__Requirements__:
From the entries that follow, gather each line holding the word "shortcuts".

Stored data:
'''
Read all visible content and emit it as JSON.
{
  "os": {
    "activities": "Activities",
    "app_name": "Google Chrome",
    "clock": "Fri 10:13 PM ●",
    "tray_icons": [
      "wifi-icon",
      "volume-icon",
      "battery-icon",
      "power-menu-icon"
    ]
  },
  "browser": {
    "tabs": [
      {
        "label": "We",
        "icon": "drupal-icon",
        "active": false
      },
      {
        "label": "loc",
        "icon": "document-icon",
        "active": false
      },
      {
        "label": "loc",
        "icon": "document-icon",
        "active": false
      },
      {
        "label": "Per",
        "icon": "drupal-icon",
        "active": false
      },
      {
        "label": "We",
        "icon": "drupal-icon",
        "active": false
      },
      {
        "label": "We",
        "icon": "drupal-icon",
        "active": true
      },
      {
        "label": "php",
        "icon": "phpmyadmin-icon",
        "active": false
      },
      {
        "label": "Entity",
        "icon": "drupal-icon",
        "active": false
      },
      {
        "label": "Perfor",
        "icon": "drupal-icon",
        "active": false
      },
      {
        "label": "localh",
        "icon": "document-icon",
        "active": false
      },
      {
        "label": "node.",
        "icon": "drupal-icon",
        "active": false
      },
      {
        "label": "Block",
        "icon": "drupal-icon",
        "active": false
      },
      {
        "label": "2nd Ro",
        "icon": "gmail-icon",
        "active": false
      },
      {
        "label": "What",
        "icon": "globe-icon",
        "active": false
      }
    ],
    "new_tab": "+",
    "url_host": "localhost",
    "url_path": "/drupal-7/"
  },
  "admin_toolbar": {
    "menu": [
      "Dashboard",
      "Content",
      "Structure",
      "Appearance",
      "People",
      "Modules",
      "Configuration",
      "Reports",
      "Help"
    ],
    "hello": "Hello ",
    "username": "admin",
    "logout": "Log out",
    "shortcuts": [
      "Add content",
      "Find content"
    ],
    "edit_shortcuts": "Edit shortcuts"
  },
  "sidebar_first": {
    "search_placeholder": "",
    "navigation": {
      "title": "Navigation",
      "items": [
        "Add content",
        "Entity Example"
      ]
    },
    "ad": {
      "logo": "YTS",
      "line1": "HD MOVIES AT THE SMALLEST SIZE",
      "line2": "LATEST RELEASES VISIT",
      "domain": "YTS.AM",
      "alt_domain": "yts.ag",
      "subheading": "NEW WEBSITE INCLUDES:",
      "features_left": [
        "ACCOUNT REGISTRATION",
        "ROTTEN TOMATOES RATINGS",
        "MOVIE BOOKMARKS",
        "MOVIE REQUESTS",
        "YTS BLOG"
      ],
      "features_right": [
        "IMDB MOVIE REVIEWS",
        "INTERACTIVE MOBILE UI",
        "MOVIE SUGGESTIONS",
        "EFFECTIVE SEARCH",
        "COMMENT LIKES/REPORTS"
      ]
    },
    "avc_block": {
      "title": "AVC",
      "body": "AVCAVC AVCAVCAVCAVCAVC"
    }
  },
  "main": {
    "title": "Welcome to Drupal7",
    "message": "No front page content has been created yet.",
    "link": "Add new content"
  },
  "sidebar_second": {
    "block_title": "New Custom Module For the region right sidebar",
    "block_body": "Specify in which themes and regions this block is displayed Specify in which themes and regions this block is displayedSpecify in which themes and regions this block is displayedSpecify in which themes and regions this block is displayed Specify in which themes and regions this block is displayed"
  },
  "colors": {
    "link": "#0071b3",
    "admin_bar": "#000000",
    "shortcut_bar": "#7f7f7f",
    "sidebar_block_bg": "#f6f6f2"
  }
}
'''
__Written solution__:
    "shortcuts": [
    "edit_shortcuts": "Edit shortcuts"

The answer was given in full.